Objective>
Look through the listing and locate every line containing the word "this"; copy those lines.

(Data records)

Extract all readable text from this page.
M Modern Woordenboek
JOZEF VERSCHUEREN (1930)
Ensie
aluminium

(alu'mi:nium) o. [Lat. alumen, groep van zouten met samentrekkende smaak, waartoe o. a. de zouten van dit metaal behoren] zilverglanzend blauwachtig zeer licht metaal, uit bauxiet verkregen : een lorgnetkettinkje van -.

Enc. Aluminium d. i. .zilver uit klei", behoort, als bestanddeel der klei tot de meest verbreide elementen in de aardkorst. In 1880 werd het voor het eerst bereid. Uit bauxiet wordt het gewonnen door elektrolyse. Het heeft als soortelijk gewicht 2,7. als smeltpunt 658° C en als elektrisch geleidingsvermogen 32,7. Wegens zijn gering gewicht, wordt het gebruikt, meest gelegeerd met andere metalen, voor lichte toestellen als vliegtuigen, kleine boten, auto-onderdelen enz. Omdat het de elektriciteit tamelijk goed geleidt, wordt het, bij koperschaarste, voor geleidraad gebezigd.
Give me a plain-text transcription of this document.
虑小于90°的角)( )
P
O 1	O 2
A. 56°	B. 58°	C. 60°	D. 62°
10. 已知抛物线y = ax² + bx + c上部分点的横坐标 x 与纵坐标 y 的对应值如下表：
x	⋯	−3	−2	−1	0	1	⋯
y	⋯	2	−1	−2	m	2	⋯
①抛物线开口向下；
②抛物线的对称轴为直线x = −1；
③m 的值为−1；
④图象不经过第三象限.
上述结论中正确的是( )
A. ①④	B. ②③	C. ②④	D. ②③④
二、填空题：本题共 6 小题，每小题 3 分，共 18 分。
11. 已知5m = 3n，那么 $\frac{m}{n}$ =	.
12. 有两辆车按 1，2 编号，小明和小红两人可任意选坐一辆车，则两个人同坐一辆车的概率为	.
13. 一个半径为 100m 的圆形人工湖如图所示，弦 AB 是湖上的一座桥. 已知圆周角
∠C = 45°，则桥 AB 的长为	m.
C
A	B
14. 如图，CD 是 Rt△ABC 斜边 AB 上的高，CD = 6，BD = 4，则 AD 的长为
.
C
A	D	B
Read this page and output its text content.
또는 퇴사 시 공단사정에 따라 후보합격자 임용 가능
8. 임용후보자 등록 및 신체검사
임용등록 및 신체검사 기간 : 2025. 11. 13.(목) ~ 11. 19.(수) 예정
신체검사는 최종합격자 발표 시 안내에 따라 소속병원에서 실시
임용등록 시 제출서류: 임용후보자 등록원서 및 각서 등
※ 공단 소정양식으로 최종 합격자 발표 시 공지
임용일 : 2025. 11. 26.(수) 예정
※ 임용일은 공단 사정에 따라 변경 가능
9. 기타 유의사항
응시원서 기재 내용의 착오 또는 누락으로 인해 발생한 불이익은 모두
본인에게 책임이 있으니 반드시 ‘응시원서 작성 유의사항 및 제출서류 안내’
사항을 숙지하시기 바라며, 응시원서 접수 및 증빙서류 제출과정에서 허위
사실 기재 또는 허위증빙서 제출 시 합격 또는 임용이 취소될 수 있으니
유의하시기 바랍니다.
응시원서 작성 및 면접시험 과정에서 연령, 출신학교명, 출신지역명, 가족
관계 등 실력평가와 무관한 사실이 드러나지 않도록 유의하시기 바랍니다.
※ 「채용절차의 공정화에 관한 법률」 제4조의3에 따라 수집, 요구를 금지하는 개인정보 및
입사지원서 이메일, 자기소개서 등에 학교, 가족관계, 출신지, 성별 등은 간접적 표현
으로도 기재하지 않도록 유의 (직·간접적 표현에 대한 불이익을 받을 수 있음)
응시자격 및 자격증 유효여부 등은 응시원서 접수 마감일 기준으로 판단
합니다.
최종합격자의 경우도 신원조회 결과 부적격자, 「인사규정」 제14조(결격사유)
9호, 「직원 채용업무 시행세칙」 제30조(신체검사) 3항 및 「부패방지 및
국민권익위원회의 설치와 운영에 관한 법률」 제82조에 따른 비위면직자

Output of the exercise>
Extract all readable text from this page.
Give me a plain-text transcription of this document.
Read this page and output its text content.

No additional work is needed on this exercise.